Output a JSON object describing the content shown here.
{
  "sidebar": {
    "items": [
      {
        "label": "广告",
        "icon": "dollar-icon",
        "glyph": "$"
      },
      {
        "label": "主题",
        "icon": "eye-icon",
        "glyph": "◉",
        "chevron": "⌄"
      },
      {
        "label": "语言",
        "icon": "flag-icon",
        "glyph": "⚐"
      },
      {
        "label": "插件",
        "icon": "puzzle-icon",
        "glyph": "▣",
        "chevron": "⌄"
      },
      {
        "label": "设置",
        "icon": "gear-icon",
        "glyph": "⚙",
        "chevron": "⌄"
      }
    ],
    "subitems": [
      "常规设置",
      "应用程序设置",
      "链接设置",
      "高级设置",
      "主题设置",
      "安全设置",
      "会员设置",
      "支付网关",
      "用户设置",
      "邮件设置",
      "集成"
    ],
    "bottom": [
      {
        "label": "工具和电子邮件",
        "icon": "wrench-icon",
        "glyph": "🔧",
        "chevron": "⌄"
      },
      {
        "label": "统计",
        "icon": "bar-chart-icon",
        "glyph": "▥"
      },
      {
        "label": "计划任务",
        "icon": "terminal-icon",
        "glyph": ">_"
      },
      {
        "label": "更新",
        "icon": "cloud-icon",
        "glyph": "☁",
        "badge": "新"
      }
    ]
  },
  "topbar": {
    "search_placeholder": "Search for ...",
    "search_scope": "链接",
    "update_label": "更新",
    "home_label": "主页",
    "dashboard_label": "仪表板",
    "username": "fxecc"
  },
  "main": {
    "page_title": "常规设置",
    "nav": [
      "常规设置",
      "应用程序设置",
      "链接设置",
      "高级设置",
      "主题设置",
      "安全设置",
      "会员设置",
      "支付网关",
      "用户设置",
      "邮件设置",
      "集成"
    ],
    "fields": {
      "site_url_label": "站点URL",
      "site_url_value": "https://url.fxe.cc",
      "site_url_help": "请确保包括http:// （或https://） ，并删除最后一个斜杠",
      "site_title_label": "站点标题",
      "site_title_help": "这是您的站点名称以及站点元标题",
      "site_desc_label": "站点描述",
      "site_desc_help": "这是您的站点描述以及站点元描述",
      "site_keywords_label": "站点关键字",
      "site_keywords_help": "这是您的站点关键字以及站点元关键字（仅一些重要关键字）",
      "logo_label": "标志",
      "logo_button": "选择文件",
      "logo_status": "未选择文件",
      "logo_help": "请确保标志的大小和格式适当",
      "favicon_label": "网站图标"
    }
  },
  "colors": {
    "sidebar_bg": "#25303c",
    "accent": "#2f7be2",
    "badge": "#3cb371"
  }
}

________

__TO DO__: Repeat the data in its entirety, character for character.

__THE SOLUTION__:
Output a JSON object describing the content shown here.
{
  "sidebar": {
    "items": [
      {
        "label": "广告",
        "icon": "dollar-icon",
        "glyph": "$"
      },
      {
        "label": "主题",
        "icon": "eye-icon",
        "glyph": "◉",
        "chevron": "⌄"
      },
      {
        "label": "语言",
        "icon": "flag-icon",
        "glyph": "⚐"
      },
      {
        "label": "插件",
        "icon": "puzzle-icon",
        "glyph": "▣",
        "chevron": "⌄"
      },
      {
        "label": "设置",
        "icon": "gear-icon",
        "glyph": "⚙",
        "chevron": "⌄"
      }
    ],
    "subitems": [
      "常规设置",
      "应用程序设置",
      "链接设置",
      "高级设置",
      "主题设置",
      "安全设置",
      "会员设置",
      "支付网关",
      "用户设置",
      "邮件设置",
      "集成"
    ],
    "bottom": [
      {
        "label": "工具和电子邮件",
        "icon": "wrench-icon",
        "glyph": "🔧",
        "chevron": "⌄"
      },
      {
        "label": "统计",
        "icon": "bar-chart-icon",
        "glyph": "▥"
      },
      {
        "label": "计划任务",
        "icon": "terminal-icon",
        "glyph": ">_"
      },
      {
        "label": "更新",
        "icon": "cloud-icon",
        "glyph": "☁",
        "badge": "新"
      }
    ]
  },
  "topbar": {
    "search_placeholder": "Search for ...",
    "search_scope": "链接",
    "update_label": "更新",
    "home_label": "主页",
    "dashboard_label": "仪表板",
    "username": "fxecc"
  },
  "main": {
    "page_title": "常规设置",
    "nav": [
      "常规设置",
      "应用程序设置",
      "链接设置",
      "高级设置",
      "主题设置",
      "安全设置",
      "会员设置",
      "支付网关",
      "用户设置",
      "邮件设置",
      "集成"
    ],
    "fields": {
      "site_url_label": "站点URL",
      "site_url_value": "https://url.fxe.cc",
      "site_url_help": "请确保包括http:// （或https://） ，并删除最后一个斜杠",
      "site_title_label": "站点标题",
      "site_title_help": "这是您的站点名称以及站点元标题",
      "site_desc_label": "站点描述",
      "site_desc_help": "这是您的站点描述以及站点元描述",
      "site_keywords_label": "站点关键字",
      "site_keywords_help": "这是您的站点关键字以及站点元关键字（仅一些重要关键字）",
      "logo_label": "标志",
      "logo_button": "选择文件",
      "logo_status": "未选择文件",
      "logo_help": "请确保标志的大小和格式适当",
      "favicon_label": "网站图标"
    }
  },
  "colors": {
    "sidebar_bg": "#25303c",
    "accent": "#2f7be2",
    "badge": "#3cb371"
  }
}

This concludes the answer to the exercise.